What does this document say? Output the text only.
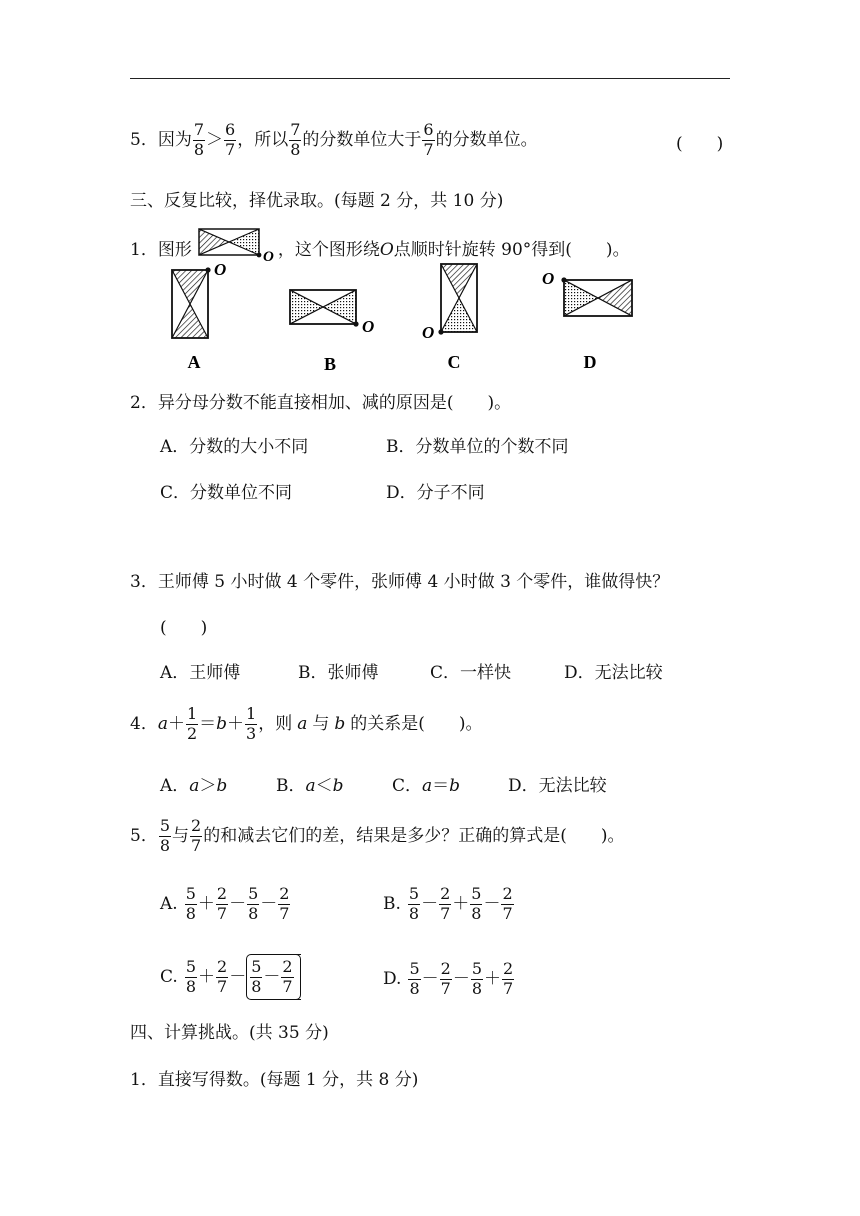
5． 因为 $\frac{7}{8} > \frac{6}{7}$ ，所以 $\frac{7}{8}$ 的分数单位大于 $\frac{6}{7}$ 的分数单位。	(　　)
三、反复比较，择优录取。(每题 2 分，共 10 分)
1． 图形	O ，这个图形绕 O 点顺时针旋转 90°得到(　　)。
O
A
O
B
O
C
O
D
2．异分母分数不能直接相加、减的原因是(　　)。
A．分数的大小不同	B．分数单位的个数不同
C．分数单位不同	D．分子不同
3．王师傅 5 小时做 4 个零件，张师傅 4 小时做 3 个零件，谁做得快？
(　　)
A．王师傅	B．张师傅	C．一样快	D．无法比较
4． $a + \frac{1}{2} = b + \frac{1}{3}$ ，则 a 与 b 的关系是(　　)。
A．a＞b	B．a＜b	C．a＝b	D．无法比较
5． $\frac{5}{8}$ 与 $\frac{2}{7}$ 的和减去它们的差，结果是多少？正确的算式是(　　)。
A. $\frac{5}{8} + \frac{2}{7} - \frac{5}{8} - \frac{2}{7}$	B. $\frac{5}{8} - \frac{2}{7} + \frac{5}{8} - \frac{2}{7}$
C. $\frac{5}{8} + \frac{2}{7} - \frac{5}{8} - \frac{2}{7}$	D. $\frac{5}{8} - \frac{2}{7} - \frac{5}{8} + \frac{2}{7}$
四、计算挑战。(共 35 分)
1．直接写得数。(每题 1 分，共 8 分)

◇ ◇ ◇ ◇ ◇ ◇ ◇

_STATED TASK_:
Your task is to reproduce all of the material exactly. The pictures stay out.

_FULL OUTPUT_:
What does this document say? Output the text only.
5． 因为 $\frac{7}{8} > \frac{6}{7}$ ，所以 $\frac{7}{8}$ 的分数单位大于 $\frac{6}{7}$ 的分数单位。	(　　)
三、反复比较，择优录取。(每题 2 分，共 10 分)
1． 图形	O ，这个图形绕 O 点顺时针旋转 90°得到(　　)。
O
A
O
B
O
C
O
D
2．异分母分数不能直接相加、减的原因是(　　)。
A．分数的大小不同	B．分数单位的个数不同
C．分数单位不同	D．分子不同
3．王师傅 5 小时做 4 个零件，张师傅 4 小时做 3 个零件，谁做得快？
(　　)
A．王师傅	B．张师傅	C．一样快	D．无法比较
4． $a + \frac{1}{2} = b + \frac{1}{3}$ ，则 a 与 b 的关系是(　　)。
A．a＞b	B．a＜b	C．a＝b	D．无法比较
5． $\frac{5}{8}$ 与 $\frac{2}{7}$ 的和减去它们的差，结果是多少？正确的算式是(　　)。
A. $\frac{5}{8} + \frac{2}{7} - \frac{5}{8} - \frac{2}{7}$	B. $\frac{5}{8} - \frac{2}{7} + \frac{5}{8} - \frac{2}{7}$
C. $\frac{5}{8} + \frac{2}{7} - \frac{5}{8} - \frac{2}{7}$	D. $\frac{5}{8} - \frac{2}{7} - \frac{5}{8} + \frac{2}{7}$
四、计算挑战。(共 35 分)
1．直接写得数。(每题 1 分，共 8 分)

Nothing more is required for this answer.